→ YOUR TASK:
Repeat each entry as written, dropping any picture you find.

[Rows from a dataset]

§

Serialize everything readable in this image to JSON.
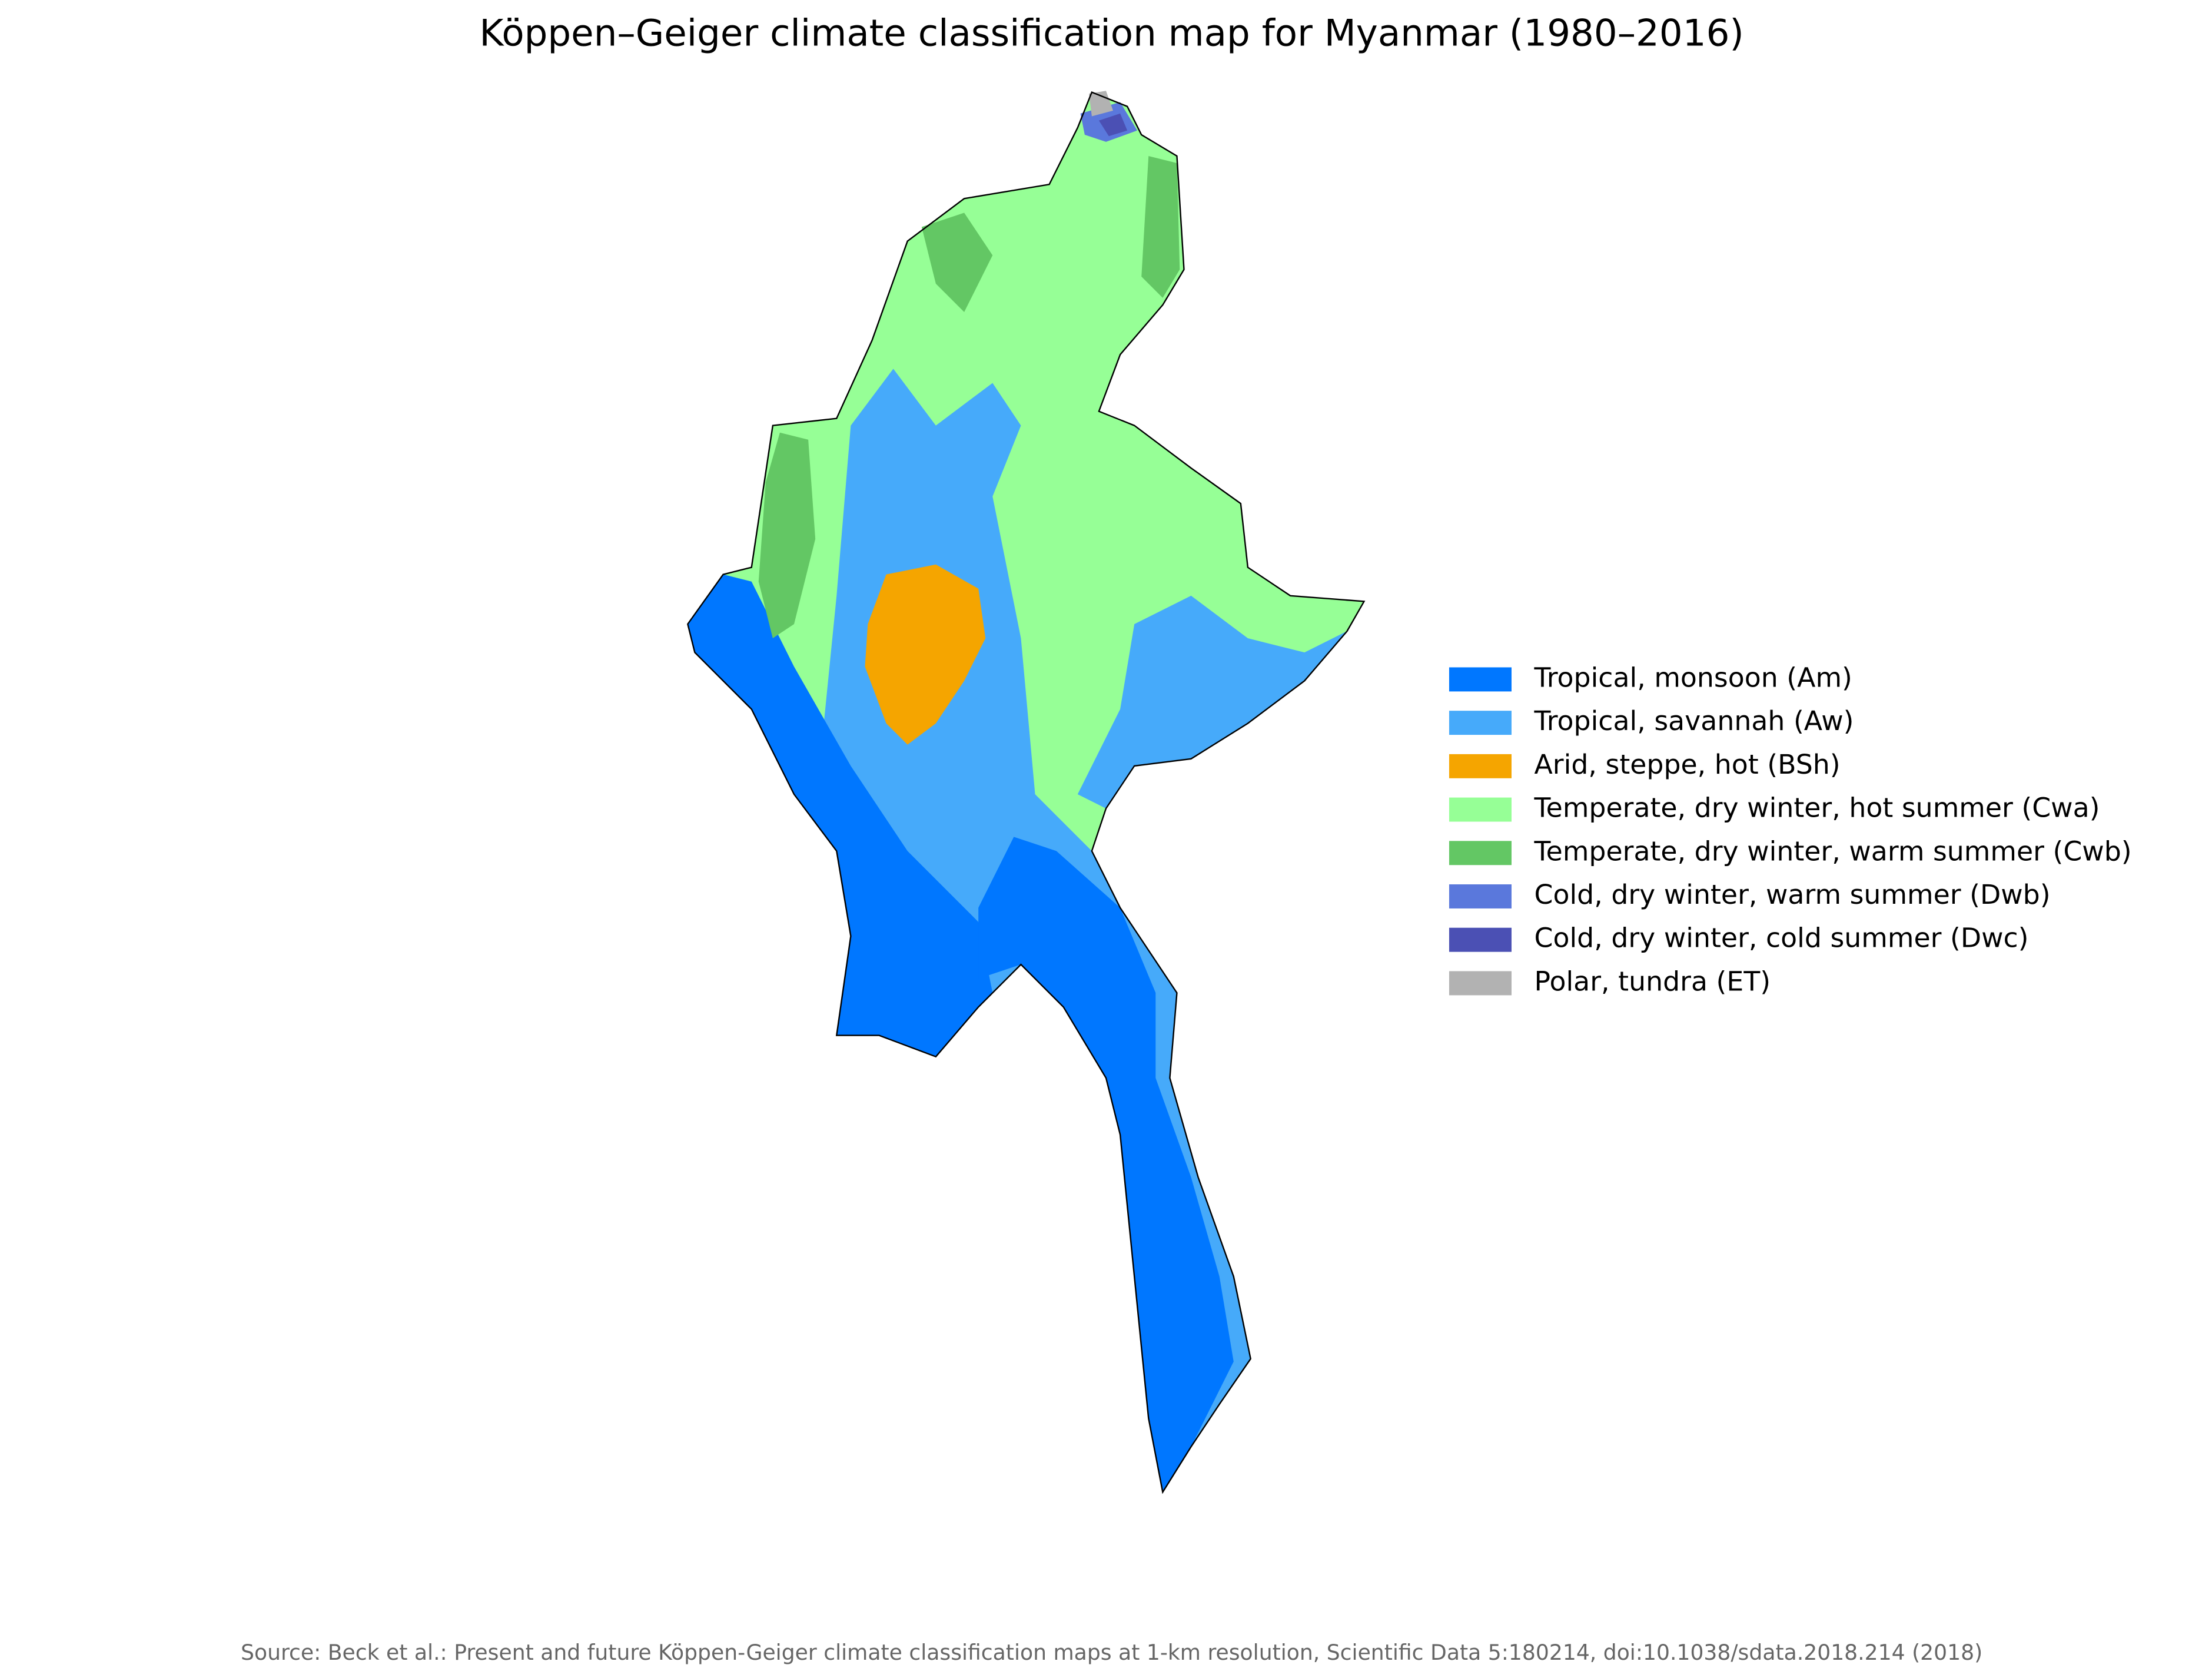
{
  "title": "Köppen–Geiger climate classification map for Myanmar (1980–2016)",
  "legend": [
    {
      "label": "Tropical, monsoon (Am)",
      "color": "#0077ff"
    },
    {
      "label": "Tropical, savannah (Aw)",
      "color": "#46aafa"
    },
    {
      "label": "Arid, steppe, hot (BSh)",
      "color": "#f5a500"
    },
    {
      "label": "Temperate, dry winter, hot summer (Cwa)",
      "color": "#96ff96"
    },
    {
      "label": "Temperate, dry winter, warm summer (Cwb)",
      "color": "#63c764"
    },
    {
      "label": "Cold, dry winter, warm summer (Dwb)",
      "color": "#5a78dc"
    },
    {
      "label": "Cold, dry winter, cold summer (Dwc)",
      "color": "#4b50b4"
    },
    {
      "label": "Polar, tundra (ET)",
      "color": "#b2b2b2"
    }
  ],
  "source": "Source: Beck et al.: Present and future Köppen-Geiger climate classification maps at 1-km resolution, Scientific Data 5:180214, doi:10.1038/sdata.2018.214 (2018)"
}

§

→ CORRECT RESULT:
Serialize everything readable in this image to JSON.
{
  "title": "Köppen–Geiger climate classification map for Myanmar (1980–2016)",
  "legend": [
    {
      "label": "Tropical, monsoon (Am)",
      "color": "#0077ff"
    },
    {
      "label": "Tropical, savannah (Aw)",
      "color": "#46aafa"
    },
    {
      "label": "Arid, steppe, hot (BSh)",
      "color": "#f5a500"
    },
    {
      "label": "Temperate, dry winter, hot summer (Cwa)",
      "color": "#96ff96"
    },
    {
      "label": "Temperate, dry winter, warm summer (Cwb)",
      "color": "#63c764"
    },
    {
      "label": "Cold, dry winter, warm summer (Dwb)",
      "color": "#5a78dc"
    },
    {
      "label": "Cold, dry winter, cold summer (Dwc)",
      "color": "#4b50b4"
    },
    {
      "label": "Polar, tundra (ET)",
      "color": "#b2b2b2"
    }
  ],
  "source": "Source: Beck et al.: Present and future Köppen-Geiger climate classification maps at 1-km resolution, Scientific Data 5:180214, doi:10.1038/sdata.2018.214 (2018)"
}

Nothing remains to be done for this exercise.